> Set task: Your task is to print all of the data word for word.

> Recorded data:
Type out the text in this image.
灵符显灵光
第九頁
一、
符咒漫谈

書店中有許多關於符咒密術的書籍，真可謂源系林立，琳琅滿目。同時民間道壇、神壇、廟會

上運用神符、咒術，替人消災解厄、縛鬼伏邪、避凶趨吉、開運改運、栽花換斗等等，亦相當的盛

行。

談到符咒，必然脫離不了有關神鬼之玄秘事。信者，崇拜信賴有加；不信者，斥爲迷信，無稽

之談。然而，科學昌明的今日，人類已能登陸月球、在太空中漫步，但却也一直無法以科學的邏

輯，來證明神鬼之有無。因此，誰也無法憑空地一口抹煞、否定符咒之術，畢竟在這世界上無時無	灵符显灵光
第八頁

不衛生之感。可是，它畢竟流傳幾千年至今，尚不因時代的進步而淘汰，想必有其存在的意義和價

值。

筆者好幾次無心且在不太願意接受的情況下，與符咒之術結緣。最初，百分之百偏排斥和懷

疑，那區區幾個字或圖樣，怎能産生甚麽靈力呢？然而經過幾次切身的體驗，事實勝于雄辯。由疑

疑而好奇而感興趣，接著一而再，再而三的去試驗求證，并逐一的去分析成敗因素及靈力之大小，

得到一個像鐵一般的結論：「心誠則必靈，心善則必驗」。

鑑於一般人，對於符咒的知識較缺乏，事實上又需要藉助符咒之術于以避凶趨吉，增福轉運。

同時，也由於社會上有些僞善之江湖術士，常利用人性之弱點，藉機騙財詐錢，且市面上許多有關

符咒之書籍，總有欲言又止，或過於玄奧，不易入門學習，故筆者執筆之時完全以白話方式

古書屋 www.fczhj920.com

> Correct output:
Type out the text in this image.
灵符显灵光
第九頁
一、
符咒漫谈

書店中有許多關於符咒密術的書籍，真可謂源系林立，琳琅滿目。同時民間道壇、神壇、廟會

上運用神符、咒術，替人消災解厄、縛鬼伏邪、避凶趨吉、開運改運、栽花換斗等等，亦相當的盛

行。

談到符咒，必然脫離不了有關神鬼之玄秘事。信者，崇拜信賴有加；不信者，斥爲迷信，無稽

之談。然而，科學昌明的今日，人類已能登陸月球、在太空中漫步，但却也一直無法以科學的邏

輯，來證明神鬼之有無。因此，誰也無法憑空地一口抹煞、否定符咒之術，畢竟在這世界上無時無	灵符显灵光
第八頁

不衛生之感。可是，它畢竟流傳幾千年至今，尚不因時代的進步而淘汰，想必有其存在的意義和價

值。

筆者好幾次無心且在不太願意接受的情況下，與符咒之術結緣。最初，百分之百偏排斥和懷

疑，那區區幾個字或圖樣，怎能産生甚麽靈力呢？然而經過幾次切身的體驗，事實勝于雄辯。由疑

疑而好奇而感興趣，接著一而再，再而三的去試驗求證，并逐一的去分析成敗因素及靈力之大小，

得到一個像鐵一般的結論：「心誠則必靈，心善則必驗」。

鑑於一般人，對於符咒的知識較缺乏，事實上又需要藉助符咒之術于以避凶趨吉，增福轉運。

同時，也由於社會上有些僞善之江湖術士，常利用人性之弱點，藉機騙財詐錢，且市面上許多有關

符咒之書籍，總有欲言又止，或過於玄奧，不易入門學習，故筆者執筆之時完全以白話方式

古書屋 www.fczhj920.com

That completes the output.